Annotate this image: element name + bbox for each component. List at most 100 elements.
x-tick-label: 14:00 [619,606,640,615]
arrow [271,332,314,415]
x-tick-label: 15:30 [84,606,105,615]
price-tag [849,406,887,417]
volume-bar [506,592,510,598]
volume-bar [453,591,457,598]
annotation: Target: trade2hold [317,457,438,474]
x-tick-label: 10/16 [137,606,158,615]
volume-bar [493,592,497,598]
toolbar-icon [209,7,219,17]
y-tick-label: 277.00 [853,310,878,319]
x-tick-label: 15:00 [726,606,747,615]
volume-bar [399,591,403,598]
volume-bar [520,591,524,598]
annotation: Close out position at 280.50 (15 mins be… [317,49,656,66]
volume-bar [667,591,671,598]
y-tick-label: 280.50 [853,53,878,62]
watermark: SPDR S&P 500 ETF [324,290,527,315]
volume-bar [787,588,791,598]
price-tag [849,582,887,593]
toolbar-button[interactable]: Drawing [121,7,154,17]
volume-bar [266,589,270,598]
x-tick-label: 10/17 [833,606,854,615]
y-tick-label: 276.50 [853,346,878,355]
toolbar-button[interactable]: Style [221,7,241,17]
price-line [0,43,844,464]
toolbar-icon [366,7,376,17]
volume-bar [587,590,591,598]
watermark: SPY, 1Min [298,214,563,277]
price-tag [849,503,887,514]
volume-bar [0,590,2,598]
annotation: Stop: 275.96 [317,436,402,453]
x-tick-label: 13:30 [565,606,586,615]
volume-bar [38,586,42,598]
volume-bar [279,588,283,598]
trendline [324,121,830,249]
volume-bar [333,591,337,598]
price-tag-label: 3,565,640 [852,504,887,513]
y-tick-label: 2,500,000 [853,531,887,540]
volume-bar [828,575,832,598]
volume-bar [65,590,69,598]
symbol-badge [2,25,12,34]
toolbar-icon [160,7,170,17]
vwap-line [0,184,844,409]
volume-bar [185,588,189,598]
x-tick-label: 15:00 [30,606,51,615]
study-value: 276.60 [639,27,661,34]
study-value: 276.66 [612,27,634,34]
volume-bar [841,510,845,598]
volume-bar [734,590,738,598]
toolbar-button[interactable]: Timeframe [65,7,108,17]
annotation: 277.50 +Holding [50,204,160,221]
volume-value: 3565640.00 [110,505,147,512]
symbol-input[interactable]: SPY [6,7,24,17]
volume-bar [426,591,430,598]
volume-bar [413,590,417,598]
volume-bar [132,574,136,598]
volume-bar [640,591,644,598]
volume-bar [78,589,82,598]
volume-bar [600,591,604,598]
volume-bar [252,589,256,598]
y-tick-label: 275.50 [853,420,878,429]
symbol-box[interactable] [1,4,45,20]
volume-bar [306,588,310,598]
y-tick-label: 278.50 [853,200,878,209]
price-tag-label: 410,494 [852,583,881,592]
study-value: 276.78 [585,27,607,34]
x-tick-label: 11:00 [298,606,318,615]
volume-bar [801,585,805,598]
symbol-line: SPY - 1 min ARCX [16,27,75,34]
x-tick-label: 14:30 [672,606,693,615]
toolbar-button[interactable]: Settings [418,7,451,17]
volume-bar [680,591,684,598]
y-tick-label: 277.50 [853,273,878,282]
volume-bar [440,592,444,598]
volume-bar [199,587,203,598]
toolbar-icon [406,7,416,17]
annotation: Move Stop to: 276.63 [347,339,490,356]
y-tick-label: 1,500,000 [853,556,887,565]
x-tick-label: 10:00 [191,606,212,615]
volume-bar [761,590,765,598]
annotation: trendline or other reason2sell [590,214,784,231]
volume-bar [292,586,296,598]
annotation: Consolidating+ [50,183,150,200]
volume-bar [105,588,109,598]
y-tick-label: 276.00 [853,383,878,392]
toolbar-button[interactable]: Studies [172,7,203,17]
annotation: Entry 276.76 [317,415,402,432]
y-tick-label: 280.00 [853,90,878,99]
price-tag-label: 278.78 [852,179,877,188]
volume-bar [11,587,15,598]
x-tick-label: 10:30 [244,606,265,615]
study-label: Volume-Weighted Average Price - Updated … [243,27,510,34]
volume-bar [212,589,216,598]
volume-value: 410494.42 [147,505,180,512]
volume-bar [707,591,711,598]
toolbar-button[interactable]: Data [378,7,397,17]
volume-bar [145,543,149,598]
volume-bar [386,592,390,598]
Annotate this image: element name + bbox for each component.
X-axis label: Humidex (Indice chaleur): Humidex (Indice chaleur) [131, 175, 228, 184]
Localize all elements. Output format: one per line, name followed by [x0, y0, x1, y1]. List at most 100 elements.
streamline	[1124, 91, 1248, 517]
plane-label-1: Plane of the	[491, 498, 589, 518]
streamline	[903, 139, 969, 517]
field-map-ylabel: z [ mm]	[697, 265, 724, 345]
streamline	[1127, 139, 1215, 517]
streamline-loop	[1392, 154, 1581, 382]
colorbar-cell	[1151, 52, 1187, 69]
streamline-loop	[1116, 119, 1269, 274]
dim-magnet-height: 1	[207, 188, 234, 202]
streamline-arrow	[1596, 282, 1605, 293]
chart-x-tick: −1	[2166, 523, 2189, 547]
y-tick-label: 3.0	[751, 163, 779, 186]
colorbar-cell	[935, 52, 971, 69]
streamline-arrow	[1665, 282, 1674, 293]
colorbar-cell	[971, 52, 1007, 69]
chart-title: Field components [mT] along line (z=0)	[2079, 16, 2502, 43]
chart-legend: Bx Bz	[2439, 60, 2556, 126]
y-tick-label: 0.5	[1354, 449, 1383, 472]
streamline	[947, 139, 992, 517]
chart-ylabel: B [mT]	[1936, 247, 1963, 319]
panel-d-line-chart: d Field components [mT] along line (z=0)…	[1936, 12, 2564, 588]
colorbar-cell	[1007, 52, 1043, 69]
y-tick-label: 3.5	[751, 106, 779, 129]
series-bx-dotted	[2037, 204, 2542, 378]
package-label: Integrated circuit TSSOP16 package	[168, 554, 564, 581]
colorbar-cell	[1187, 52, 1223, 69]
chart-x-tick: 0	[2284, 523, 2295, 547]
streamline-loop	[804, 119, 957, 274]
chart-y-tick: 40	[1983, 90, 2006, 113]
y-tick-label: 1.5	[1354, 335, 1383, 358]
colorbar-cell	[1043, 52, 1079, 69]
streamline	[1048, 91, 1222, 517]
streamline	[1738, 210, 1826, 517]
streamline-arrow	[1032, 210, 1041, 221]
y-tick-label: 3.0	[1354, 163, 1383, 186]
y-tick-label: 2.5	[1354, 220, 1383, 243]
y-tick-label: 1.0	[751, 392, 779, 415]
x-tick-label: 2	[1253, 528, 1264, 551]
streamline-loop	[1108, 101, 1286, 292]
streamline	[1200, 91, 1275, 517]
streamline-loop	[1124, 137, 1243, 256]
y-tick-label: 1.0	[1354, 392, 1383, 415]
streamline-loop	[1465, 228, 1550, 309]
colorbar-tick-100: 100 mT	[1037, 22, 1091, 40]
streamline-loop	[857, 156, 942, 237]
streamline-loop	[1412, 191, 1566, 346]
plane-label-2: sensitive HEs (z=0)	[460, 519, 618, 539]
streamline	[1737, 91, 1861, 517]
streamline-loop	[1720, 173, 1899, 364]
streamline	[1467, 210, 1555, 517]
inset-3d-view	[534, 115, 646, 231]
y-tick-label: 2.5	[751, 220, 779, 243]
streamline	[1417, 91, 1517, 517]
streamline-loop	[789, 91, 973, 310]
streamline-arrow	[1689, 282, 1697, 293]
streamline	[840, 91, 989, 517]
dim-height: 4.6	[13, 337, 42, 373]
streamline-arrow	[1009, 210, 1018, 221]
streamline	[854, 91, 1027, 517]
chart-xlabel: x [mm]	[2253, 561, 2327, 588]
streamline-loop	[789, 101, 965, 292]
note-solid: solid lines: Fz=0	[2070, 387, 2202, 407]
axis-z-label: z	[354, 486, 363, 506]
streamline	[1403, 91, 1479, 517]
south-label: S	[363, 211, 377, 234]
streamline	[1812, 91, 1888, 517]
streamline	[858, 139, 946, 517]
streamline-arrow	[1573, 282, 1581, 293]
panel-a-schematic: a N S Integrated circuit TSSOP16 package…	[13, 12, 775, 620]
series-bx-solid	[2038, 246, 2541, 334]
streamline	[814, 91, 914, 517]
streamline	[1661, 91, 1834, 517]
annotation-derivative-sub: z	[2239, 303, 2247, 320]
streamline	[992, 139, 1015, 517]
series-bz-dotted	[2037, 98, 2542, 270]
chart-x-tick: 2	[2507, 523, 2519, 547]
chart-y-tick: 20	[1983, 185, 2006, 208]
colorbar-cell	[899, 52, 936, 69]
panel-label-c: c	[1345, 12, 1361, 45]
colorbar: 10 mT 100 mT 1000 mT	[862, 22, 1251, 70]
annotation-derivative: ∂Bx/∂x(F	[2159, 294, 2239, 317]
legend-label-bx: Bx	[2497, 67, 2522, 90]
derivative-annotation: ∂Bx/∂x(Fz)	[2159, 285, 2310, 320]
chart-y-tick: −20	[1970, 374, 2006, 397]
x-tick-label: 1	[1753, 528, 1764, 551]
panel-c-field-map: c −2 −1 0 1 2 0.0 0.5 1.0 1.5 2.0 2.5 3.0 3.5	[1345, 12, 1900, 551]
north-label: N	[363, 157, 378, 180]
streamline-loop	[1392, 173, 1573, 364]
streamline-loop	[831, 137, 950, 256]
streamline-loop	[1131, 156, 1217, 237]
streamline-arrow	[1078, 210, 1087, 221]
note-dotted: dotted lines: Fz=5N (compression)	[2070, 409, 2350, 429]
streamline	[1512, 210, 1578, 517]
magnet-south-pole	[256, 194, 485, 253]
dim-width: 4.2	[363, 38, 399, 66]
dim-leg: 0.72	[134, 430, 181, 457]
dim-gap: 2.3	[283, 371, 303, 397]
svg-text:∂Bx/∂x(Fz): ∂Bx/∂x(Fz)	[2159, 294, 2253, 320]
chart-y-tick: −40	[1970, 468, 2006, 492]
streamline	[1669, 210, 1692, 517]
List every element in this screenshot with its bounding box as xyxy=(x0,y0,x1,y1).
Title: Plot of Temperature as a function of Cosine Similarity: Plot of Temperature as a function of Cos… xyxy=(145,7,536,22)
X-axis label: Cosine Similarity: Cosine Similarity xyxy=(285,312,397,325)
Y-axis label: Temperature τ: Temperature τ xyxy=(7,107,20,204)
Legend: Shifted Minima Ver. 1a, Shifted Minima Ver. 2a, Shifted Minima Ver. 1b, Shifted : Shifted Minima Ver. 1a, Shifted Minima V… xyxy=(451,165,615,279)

^^^^^^^^^^^^^^^^

Aggiorna, per favore, le voci dall'inizio fino alla riga che contiene "toolbar-icon [209,7,219,17]" compresa, sostituendo "volume-bar" con "barra-volume" e lasciando invariato tutto il resto.

* _RISPOSTA SCRITTA_
Annotate this image: element name + bbox for each component. List at most 100 elements.
x-tick-label: 14:00 [619,606,640,615]
arrow [271,332,314,415]
x-tick-label: 15:30 [84,606,105,615]
price-tag [849,406,887,417]
barra-volume [506,592,510,598]
barra-volume [453,591,457,598]
annotation: Target: trade2hold [317,457,438,474]
x-tick-label: 10/16 [137,606,158,615]
barra-volume [493,592,497,598]
toolbar-icon [209,7,219,17]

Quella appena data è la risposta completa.